* [Work required]:
Can you find the lines of the listing that include "down" and copy every one?

[BEGIN]

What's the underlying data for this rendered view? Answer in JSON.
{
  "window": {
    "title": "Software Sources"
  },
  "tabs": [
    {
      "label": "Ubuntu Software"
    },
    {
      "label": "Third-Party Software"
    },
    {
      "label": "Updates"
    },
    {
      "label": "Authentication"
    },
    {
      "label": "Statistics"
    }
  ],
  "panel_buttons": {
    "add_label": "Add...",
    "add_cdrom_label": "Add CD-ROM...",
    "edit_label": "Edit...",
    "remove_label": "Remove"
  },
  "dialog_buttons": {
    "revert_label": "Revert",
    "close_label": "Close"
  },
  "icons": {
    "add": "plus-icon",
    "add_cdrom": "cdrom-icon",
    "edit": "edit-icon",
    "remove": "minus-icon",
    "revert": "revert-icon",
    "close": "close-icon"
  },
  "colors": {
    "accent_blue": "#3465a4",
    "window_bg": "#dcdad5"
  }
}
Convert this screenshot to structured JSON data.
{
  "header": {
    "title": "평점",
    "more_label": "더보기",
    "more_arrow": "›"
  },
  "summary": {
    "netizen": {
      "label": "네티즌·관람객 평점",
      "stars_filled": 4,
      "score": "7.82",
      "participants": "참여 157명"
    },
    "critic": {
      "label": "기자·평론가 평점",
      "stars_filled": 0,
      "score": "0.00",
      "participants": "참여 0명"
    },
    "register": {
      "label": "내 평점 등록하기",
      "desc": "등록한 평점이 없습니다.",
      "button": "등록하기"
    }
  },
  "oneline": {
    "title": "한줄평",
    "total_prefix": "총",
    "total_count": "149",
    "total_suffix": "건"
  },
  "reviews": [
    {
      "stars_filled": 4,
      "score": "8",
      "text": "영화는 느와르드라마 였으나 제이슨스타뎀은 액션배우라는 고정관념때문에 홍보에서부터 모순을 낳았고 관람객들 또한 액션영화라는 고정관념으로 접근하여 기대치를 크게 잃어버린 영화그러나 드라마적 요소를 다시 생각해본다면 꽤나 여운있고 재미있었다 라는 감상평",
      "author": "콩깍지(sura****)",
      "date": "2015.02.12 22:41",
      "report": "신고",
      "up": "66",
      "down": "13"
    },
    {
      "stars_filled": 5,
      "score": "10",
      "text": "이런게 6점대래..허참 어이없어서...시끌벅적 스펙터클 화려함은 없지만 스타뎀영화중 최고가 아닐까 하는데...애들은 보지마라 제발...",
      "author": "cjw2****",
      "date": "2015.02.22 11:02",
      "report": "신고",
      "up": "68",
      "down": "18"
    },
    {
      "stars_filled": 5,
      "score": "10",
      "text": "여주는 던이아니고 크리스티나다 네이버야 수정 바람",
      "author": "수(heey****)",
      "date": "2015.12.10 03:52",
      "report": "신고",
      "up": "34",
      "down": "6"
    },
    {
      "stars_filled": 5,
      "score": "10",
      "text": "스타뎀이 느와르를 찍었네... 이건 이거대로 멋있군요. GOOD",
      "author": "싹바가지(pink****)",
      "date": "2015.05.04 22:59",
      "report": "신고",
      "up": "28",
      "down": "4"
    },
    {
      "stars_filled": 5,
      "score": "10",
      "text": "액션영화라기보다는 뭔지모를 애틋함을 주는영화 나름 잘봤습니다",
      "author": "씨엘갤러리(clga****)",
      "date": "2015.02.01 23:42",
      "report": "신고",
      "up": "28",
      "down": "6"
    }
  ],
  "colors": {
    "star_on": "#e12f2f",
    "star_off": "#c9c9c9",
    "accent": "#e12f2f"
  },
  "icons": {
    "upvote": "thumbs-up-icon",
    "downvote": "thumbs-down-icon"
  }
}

[END]

* [Written response]:
      "down": "13"
      "down": "18"
      "down": "6"
      "down": "4"
      "down": "6"
    "downvote": "thumbs-down-icon"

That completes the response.